PASSAGE:
* * * * *
Toward A Theology Of Human Embodiment -- By: Gregg R. Allison

Journal: Southern Baptist Journal of Theology
Volume: SBJT 13:2 (Summer 2009)
Article: Toward A Theology Of Human Embodiment
Author: Gregg R. Allison


Toward A Theology Of Human Embodiment

Gregg R. Allison

Gregg R. Allison is Professor of Christian Theology at The Southern Baptist Theological Seminary. Dr. Allison has eighteen years of ministry experience as a staff member of Campus Crusade, where he worked in campus ministry and as a missionary to Italy and Switzerland. He serves as the book review editor for theological, historical, and philosophical studies for the Journal of the Evangelical Theological Society. Dr. Allison is the author of Getting Deep: Understand What You Believe About God and Why (B&H, 2002) and Jesusology: Understand What You Believe About Jesus and Why (B&H, 2005).

Early in my career of teaching systematic theology, a student arranged an appointment with me in my office. After the customary small talk, he cut to the quick: He was experiencing multiple physical problems, plagued by insomnia, digestive and excretory problems, blood in his urine, lethargy, and attention deficit. He wondered what spiritual causes could lie at the heart of these physical symptoms, and he wanted my advice about how to become well again.

I hardly needed to probe much, but my questions caught him off guard because they focused on physical matters: What are you eating? (junk food) Are you scheduling rest periods? (Too busy for relaxation) How are you exercising? (No need for that) Becoming irritated with my line of questioning, he offered the following: Because his body was going to be sloughed off at death anyway, he did not need to be concerned about eating well, resting well, and exercising well. I countered with an observation: His body was (literally) breaking down before his eyes, and he would soon be no good for himself, his family, and the church ministry for which he was preparing through his seminary studies. And, I added, I thought the problem was a physical one, not a spiritual one. But that was not the answer a “spiritually minded” evangelical like him was accustomed to hearing. Besides, this student had come to me with an expectation that I would share something with him from the Word of God. But I was not prepared to do so.

This encounter plunged me into a crisis: As a professor of theology at an evangelical seminary, I wondered what I should have shared with this student from Scripture that would have helped him with his physical problems. If you found yourself in a similar situation, what would you communicate?

The purpose of this article is to sketch a theology of human embodiment, the fruit of years of study flowing from the encounter related above. It is my contention that evangelicals at best express an ambivalence toward the human body, and at worst manifest a disregard or contempt for it.
* * * * *
MATERIAL SHOWN:
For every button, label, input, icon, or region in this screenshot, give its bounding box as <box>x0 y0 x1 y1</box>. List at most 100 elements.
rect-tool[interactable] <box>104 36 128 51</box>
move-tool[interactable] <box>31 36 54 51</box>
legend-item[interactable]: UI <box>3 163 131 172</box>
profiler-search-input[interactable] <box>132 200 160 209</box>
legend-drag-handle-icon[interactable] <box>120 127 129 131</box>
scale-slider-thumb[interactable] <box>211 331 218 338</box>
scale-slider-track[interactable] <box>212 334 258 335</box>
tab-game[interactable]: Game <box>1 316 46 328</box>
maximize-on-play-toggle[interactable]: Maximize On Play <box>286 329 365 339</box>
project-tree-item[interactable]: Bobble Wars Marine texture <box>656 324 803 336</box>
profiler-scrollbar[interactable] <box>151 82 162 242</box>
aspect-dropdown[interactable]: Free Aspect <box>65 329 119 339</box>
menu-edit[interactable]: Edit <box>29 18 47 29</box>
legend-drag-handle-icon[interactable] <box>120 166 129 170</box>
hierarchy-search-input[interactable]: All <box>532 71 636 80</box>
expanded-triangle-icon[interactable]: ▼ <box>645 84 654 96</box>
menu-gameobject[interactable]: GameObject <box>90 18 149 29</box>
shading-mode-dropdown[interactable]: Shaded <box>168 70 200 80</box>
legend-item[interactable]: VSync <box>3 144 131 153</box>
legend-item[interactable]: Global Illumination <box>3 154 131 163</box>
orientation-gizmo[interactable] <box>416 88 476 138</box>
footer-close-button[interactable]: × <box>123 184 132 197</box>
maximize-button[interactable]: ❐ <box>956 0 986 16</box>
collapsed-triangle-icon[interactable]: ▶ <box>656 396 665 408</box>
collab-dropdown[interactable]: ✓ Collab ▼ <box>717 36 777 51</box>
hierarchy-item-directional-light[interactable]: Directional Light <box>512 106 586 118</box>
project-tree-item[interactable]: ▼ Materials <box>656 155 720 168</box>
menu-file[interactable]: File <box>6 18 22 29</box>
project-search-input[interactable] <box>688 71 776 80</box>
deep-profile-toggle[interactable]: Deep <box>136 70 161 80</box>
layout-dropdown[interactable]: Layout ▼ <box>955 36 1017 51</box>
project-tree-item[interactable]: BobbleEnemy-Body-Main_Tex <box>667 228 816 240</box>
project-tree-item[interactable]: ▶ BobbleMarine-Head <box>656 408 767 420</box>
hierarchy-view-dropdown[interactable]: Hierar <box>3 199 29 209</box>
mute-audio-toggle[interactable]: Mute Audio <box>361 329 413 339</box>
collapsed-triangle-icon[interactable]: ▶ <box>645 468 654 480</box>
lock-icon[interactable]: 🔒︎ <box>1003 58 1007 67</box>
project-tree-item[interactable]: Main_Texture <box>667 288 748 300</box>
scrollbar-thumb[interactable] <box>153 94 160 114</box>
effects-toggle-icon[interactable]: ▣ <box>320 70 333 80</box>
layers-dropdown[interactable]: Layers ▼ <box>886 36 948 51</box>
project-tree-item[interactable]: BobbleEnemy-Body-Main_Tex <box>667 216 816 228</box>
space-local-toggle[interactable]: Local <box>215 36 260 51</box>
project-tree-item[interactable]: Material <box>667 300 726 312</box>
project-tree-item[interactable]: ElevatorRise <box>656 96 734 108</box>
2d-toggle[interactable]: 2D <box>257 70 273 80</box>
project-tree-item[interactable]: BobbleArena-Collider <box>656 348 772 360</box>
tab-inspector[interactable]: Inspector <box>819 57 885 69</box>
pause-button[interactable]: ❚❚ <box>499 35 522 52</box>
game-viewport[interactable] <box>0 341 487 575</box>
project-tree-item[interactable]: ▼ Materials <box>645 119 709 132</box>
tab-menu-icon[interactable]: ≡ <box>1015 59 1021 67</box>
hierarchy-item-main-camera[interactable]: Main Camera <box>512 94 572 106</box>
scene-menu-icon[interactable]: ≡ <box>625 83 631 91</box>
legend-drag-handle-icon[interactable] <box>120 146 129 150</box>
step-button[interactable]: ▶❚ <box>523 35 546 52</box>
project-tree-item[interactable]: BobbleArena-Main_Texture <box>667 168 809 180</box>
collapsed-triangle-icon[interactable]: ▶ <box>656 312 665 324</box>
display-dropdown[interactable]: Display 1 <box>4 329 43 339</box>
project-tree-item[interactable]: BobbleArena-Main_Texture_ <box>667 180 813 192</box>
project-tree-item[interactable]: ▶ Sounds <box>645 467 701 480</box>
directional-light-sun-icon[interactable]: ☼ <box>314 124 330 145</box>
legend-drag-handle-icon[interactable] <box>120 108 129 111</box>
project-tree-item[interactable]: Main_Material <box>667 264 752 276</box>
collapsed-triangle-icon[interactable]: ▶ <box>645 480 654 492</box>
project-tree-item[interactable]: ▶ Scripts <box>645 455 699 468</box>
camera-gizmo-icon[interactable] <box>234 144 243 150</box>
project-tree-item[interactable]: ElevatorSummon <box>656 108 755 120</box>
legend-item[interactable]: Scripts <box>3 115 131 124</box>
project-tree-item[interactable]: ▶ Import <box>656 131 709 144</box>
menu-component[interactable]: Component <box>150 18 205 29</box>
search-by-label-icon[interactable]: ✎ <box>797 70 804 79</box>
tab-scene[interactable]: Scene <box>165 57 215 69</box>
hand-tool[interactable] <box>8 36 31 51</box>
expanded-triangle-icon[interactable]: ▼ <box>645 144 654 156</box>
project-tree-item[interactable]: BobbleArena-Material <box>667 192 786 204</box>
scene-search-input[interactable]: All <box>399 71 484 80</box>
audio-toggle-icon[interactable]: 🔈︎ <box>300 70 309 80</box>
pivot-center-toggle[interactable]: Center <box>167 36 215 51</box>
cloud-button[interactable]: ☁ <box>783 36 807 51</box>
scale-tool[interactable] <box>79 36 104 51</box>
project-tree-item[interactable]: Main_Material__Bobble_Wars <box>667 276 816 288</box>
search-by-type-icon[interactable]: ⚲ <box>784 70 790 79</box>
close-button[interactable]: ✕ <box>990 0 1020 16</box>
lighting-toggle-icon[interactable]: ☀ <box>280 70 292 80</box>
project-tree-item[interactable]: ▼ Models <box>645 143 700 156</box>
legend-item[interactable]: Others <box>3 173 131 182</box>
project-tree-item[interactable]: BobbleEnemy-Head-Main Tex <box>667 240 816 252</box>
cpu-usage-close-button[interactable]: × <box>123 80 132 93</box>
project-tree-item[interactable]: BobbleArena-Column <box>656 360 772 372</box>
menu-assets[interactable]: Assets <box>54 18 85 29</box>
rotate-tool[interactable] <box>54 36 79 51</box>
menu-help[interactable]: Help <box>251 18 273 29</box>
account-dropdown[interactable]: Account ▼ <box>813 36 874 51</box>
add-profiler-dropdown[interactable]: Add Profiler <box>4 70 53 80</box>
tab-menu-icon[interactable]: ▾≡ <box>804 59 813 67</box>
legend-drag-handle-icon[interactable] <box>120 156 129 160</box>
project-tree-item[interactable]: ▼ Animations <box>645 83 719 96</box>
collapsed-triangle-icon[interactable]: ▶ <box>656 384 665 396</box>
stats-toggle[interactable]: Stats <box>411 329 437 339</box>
* * * * *
TASK ITEM A: In the embodiment article, rewrite the stretch from "This encounter plunged" through "would you communicate?" with "crisis" changed to "dilemma".
TASK ITEM B: In the article on human embodiment, how many years of ministry experience does Gregg R. Allison have as a staff member of Campus Crusade?

TASK RESULT A:
This encounter plunged me into a dilemma: As a professor of theology at an evangelical seminary, I wondered what I should have shared with this student from Scripture that would have helped him with his physical problems. If you found yourself in a similar situation, what would you communicate?

TASK RESULT B: Eighteen years.